(Collection entries)
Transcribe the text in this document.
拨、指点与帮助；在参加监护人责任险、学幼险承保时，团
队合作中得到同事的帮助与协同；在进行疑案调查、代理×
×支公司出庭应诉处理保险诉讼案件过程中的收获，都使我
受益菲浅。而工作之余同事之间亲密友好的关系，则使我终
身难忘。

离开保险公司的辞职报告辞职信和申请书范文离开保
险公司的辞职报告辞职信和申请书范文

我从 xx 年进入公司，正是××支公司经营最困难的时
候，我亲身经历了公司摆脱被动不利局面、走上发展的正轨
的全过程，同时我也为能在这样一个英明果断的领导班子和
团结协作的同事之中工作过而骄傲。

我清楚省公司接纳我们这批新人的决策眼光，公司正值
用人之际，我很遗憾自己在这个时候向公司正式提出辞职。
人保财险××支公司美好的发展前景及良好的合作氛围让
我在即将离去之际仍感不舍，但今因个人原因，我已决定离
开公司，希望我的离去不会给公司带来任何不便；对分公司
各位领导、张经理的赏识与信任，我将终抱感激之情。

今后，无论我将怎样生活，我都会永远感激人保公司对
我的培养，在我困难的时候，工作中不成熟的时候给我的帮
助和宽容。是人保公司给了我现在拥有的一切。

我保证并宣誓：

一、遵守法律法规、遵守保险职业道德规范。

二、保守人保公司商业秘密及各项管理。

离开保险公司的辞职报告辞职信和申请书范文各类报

Task to complete: Please output every record, keeping each line exact.

Answer to the problem:
Transcribe the text in this document.
拨、指点与帮助；在参加监护人责任险、学幼险承保时，团
队合作中得到同事的帮助与协同；在进行疑案调查、代理×
×支公司出庭应诉处理保险诉讼案件过程中的收获，都使我
受益菲浅。而工作之余同事之间亲密友好的关系，则使我终
身难忘。

离开保险公司的辞职报告辞职信和申请书范文离开保
险公司的辞职报告辞职信和申请书范文

我从 xx 年进入公司，正是××支公司经营最困难的时
候，我亲身经历了公司摆脱被动不利局面、走上发展的正轨
的全过程，同时我也为能在这样一个英明果断的领导班子和
团结协作的同事之中工作过而骄傲。

我清楚省公司接纳我们这批新人的决策眼光，公司正值
用人之际，我很遗憾自己在这个时候向公司正式提出辞职。
人保财险××支公司美好的发展前景及良好的合作氛围让
我在即将离去之际仍感不舍，但今因个人原因，我已决定离
开公司，希望我的离去不会给公司带来任何不便；对分公司
各位领导、张经理的赏识与信任，我将终抱感激之情。

今后，无论我将怎样生活，我都会永远感激人保公司对
我的培养，在我困难的时候，工作中不成熟的时候给我的帮
助和宽容。是人保公司给了我现在拥有的一切。

我保证并宣誓：

一、遵守法律法规、遵守保险职业道德规范。

二、保守人保公司商业秘密及各项管理。

离开保险公司的辞职报告辞职信和申请书范文各类报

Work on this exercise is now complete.